━━━━━ Data for this task ━━━━━

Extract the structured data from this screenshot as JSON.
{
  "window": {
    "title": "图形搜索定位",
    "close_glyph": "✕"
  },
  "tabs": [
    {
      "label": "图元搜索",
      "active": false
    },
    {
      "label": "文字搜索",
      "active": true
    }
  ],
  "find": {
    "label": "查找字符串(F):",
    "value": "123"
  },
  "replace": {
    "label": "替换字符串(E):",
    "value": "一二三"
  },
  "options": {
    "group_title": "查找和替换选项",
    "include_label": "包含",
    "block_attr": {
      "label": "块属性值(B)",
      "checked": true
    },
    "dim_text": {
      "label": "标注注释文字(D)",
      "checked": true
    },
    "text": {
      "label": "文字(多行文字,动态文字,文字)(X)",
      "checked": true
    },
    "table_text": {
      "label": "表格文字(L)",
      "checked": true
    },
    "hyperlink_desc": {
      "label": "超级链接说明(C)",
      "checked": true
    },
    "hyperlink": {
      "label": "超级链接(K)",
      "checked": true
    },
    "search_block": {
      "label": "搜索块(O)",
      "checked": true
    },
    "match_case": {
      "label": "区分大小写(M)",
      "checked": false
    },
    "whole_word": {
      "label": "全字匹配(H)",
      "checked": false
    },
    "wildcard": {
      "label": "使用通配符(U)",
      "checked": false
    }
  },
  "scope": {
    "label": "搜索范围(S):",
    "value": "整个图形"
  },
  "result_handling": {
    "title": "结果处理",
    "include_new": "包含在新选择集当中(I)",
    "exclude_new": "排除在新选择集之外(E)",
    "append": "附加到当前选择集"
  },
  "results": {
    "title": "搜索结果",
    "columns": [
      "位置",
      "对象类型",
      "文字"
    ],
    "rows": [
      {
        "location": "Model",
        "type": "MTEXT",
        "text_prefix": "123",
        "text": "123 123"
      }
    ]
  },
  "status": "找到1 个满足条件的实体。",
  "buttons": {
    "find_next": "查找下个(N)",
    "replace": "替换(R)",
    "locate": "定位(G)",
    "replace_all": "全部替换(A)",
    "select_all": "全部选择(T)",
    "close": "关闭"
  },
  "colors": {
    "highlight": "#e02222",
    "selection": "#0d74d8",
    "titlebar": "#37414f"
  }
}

━━━━━

[Challenge] Using the exact wording, write out all of the records.

[Result of the task]
Extract the structured data from this screenshot as JSON.
{
  "window": {
    "title": "图形搜索定位",
    "close_glyph": "✕"
  },
  "tabs": [
    {
      "label": "图元搜索",
      "active": false
    },
    {
      "label": "文字搜索",
      "active": true
    }
  ],
  "find": {
    "label": "查找字符串(F):",
    "value": "123"
  },
  "replace": {
    "label": "替换字符串(E):",
    "value": "一二三"
  },
  "options": {
    "group_title": "查找和替换选项",
    "include_label": "包含",
    "block_attr": {
      "label": "块属性值(B)",
      "checked": true
    },
    "dim_text": {
      "label": "标注注释文字(D)",
      "checked": true
    },
    "text": {
      "label": "文字(多行文字,动态文字,文字)(X)",
      "checked": true
    },
    "table_text": {
      "label": "表格文字(L)",
      "checked": true
    },
    "hyperlink_desc": {
      "label": "超级链接说明(C)",
      "checked": true
    },
    "hyperlink": {
      "label": "超级链接(K)",
      "checked": true
    },
    "search_block": {
      "label": "搜索块(O)",
      "checked": true
    },
    "match_case": {
      "label": "区分大小写(M)",
      "checked": false
    },
    "whole_word": {
      "label": "全字匹配(H)",
      "checked": false
    },
    "wildcard": {
      "label": "使用通配符(U)",
      "checked": false
    }
  },
  "scope": {
    "label": "搜索范围(S):",
    "value": "整个图形"
  },
  "result_handling": {
    "title": "结果处理",
    "include_new": "包含在新选择集当中(I)",
    "exclude_new": "排除在新选择集之外(E)",
    "append": "附加到当前选择集"
  },
  "results": {
    "title": "搜索结果",
    "columns": [
      "位置",
      "对象类型",
      "文字"
    ],
    "rows": [
      {
        "location": "Model",
        "type": "MTEXT",
        "text_prefix": "123",
        "text": "123 123"
      }
    ]
  },
  "status": "找到1 个满足条件的实体。",
  "buttons": {
    "find_next": "查找下个(N)",
    "replace": "替换(R)",
    "locate": "定位(G)",
    "replace_all": "全部替换(A)",
    "select_all": "全部选择(T)",
    "close": "关闭"
  },
  "colors": {
    "highlight": "#e02222",
    "selection": "#0d74d8",
    "titlebar": "#37414f"
  }
}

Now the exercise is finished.